INPUT ROWS ▸
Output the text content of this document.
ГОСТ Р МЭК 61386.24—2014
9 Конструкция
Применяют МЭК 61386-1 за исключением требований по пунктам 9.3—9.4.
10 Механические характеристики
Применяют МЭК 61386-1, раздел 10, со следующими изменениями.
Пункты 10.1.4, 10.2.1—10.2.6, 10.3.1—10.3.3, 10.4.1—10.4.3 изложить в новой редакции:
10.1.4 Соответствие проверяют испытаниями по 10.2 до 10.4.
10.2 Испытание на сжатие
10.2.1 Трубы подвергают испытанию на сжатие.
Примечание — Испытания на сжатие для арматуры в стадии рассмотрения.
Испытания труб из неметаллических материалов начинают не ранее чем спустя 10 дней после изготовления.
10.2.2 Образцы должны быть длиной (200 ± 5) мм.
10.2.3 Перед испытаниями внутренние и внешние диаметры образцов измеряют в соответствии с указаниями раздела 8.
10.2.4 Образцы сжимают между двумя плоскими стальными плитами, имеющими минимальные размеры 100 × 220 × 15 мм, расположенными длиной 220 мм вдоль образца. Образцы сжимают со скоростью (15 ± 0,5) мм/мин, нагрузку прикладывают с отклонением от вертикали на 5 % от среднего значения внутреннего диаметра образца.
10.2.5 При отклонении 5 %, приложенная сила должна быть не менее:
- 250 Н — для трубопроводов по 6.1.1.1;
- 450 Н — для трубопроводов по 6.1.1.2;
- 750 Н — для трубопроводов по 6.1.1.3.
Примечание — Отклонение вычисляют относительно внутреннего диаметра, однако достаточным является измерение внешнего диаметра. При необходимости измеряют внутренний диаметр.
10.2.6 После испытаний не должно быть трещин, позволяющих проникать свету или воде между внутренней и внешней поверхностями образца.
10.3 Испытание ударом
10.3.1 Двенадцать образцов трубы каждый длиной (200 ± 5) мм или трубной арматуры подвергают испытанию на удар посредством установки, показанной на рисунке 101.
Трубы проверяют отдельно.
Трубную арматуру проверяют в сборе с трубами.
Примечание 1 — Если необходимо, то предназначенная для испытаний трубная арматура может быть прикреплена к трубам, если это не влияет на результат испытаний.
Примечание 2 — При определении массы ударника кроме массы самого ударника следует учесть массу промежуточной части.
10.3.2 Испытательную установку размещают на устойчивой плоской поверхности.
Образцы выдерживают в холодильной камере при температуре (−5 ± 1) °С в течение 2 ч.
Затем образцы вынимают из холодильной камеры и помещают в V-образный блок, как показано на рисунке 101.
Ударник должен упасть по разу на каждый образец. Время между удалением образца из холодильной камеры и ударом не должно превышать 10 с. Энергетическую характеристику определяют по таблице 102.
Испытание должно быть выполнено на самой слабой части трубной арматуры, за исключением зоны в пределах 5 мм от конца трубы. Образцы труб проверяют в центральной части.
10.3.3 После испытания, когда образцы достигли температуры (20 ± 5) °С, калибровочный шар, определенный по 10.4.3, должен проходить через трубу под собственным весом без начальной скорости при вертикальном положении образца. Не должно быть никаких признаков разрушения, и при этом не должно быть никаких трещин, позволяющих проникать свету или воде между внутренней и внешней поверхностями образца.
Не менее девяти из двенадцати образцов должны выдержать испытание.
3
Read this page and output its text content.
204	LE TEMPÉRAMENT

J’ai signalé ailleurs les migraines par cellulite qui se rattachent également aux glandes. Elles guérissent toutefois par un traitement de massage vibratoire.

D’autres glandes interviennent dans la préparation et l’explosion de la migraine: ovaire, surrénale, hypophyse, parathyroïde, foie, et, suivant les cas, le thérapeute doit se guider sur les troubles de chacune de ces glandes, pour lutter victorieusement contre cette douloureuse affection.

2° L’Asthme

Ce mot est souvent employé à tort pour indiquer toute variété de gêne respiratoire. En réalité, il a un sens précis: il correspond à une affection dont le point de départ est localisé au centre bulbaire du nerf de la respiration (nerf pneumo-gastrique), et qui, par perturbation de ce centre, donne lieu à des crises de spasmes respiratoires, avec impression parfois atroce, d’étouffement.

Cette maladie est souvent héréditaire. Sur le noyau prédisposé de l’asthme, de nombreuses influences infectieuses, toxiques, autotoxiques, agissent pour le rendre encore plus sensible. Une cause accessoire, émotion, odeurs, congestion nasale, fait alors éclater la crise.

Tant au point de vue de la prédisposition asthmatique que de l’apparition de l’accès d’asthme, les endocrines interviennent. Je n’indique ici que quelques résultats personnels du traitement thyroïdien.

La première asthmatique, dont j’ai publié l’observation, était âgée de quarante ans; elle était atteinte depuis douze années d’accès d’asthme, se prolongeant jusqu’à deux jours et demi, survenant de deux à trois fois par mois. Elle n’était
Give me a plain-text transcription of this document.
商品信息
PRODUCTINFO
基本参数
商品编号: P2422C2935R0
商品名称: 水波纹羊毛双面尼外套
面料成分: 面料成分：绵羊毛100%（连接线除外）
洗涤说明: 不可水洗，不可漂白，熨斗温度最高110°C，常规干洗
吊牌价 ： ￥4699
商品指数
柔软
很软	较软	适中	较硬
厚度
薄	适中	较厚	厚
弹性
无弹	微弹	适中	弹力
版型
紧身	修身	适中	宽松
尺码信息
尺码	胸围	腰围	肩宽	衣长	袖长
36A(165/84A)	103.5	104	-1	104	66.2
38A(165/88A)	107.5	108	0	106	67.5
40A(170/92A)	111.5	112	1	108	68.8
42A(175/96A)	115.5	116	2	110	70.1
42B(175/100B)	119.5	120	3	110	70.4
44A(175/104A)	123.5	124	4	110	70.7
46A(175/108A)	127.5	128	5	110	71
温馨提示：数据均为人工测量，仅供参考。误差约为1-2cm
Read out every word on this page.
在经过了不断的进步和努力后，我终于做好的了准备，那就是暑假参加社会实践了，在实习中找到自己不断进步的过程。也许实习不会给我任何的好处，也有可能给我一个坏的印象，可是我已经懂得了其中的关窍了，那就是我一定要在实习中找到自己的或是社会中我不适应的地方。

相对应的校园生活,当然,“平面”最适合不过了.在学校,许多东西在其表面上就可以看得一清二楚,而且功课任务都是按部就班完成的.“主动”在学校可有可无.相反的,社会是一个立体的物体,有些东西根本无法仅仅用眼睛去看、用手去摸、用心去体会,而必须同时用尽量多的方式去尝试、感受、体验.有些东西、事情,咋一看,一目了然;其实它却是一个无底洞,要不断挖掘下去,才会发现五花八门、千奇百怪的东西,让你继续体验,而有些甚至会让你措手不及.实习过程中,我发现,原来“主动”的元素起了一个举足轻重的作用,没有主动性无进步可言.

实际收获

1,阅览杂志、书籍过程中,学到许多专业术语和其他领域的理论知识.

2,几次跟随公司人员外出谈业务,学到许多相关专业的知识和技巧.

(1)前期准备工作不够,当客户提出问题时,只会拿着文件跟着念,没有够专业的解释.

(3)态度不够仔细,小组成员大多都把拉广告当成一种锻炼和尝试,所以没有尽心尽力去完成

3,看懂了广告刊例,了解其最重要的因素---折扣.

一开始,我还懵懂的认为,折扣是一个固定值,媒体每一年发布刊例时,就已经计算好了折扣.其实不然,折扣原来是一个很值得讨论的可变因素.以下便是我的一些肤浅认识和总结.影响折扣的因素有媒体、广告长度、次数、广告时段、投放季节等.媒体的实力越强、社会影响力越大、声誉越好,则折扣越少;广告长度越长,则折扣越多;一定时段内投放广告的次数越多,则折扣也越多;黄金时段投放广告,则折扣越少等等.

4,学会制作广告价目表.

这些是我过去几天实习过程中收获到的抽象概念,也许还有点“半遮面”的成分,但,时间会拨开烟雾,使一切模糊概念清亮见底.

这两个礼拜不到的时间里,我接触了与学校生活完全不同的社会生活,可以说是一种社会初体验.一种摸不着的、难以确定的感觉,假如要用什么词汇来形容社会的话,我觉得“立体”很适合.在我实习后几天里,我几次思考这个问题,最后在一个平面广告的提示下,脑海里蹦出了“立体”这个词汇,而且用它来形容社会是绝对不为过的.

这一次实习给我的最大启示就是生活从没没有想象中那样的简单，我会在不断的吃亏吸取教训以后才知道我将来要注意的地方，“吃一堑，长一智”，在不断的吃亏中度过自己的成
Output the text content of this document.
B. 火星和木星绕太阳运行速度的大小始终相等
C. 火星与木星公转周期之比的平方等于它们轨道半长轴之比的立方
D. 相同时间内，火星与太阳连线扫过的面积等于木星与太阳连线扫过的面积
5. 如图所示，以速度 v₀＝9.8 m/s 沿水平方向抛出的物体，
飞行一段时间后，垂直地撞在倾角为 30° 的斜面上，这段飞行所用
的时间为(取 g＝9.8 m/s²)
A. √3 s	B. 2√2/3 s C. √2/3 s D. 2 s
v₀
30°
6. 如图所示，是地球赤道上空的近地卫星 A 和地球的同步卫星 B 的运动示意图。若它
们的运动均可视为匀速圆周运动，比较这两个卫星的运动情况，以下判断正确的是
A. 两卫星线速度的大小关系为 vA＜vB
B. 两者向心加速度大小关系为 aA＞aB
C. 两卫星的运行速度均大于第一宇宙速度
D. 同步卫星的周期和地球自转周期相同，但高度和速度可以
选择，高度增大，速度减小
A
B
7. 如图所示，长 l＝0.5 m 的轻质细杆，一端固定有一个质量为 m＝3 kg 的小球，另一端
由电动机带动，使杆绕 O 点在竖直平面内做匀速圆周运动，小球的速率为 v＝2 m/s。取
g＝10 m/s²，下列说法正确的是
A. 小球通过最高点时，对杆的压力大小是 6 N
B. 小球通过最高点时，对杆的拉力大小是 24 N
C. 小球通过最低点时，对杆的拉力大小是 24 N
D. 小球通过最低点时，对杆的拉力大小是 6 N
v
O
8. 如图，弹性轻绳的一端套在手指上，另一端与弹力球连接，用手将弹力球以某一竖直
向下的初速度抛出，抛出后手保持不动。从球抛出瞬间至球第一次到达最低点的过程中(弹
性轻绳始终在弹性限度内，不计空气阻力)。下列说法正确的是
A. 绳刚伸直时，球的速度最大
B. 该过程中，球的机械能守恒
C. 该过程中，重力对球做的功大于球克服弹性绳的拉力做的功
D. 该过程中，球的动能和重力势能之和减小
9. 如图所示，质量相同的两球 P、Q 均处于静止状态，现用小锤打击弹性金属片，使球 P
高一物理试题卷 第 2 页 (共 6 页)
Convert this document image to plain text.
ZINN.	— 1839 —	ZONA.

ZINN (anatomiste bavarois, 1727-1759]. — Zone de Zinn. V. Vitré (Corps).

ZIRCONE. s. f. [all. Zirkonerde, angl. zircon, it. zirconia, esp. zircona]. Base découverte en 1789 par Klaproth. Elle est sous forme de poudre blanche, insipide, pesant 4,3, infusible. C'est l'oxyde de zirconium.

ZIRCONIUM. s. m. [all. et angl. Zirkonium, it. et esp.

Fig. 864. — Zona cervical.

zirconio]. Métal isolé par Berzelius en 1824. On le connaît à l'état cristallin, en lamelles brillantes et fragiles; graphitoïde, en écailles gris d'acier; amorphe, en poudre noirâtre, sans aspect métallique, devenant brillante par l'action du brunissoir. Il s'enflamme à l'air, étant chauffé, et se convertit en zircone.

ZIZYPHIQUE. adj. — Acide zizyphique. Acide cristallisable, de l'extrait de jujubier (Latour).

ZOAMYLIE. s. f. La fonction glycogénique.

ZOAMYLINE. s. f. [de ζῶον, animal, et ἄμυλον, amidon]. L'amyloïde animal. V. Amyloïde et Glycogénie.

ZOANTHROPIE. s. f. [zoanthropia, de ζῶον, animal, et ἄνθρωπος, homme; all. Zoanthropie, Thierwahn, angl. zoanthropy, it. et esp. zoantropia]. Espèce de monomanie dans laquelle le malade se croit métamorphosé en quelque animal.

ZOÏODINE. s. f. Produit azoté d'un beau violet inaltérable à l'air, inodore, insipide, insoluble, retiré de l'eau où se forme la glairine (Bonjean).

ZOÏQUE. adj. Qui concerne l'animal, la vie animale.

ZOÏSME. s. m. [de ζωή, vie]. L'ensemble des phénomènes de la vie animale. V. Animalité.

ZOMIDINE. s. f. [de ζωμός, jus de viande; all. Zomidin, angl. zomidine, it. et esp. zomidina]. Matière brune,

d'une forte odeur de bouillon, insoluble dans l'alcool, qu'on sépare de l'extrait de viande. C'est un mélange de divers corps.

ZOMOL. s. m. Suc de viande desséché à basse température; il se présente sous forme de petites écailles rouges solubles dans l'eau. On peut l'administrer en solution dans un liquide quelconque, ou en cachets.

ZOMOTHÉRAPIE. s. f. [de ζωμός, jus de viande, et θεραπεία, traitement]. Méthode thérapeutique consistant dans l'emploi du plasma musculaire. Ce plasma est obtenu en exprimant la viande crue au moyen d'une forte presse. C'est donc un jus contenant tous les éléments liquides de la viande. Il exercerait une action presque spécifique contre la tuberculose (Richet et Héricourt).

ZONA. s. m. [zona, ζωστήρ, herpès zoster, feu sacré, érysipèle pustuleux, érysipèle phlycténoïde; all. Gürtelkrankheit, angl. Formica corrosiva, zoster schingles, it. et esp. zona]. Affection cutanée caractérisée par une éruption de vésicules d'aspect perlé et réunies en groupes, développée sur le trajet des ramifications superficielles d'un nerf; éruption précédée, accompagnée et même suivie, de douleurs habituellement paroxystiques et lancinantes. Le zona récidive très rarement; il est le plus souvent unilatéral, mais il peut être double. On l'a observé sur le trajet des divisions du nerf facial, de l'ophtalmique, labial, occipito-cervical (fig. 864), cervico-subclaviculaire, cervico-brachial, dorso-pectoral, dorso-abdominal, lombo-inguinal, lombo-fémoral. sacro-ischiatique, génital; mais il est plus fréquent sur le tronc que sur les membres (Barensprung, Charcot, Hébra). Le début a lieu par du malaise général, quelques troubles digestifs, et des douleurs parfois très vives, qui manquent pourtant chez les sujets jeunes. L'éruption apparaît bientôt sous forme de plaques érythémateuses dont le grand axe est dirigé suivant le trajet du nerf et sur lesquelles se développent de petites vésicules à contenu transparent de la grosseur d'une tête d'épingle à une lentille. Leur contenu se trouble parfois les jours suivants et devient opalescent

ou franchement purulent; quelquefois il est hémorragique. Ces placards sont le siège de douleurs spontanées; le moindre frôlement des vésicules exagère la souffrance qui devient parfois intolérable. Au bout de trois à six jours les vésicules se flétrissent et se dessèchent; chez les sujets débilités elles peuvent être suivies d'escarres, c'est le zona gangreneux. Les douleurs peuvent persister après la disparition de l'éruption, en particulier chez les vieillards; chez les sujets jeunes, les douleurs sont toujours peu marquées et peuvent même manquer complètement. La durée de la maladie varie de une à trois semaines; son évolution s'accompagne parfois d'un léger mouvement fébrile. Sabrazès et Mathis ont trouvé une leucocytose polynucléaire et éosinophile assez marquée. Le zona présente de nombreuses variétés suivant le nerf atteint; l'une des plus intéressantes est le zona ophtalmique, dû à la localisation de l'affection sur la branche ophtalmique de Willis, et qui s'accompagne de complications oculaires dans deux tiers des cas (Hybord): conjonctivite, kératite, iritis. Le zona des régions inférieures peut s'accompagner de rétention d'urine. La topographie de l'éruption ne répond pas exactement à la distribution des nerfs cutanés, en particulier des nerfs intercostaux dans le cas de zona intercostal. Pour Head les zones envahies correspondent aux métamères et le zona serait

WRITTEN EXERCISE ▸ Scan the listing above and identify each line holding the string "action"; copy every such line.

TASK RESPONSE ▸
zirconio]. Métal isolé par Berzelius en 1824. On le connaît à l'état cristallin, en lamelles brillantes et fragiles; graphitoïde, en écailles gris d'acier; amorphe, en poudre noirâtre, sans aspect métallique, devenant brillante par l'action du brunissoir. Il s'enflamme à l'air, étant chauffé, et se convertit en zircone.
ZOMOTHÉRAPIE. s. f. [de ζωμός, jus de viande, et θεραπεία, traitement]. Méthode thérapeutique consistant dans l'emploi du plasma musculaire. Ce plasma est obtenu en exprimant la viande crue au moyen d'une forte presse. C'est donc un jus contenant tous les éléments liquides de la viande. Il exercerait une action presque spécifique contre la tuberculose (Richet et Héricourt).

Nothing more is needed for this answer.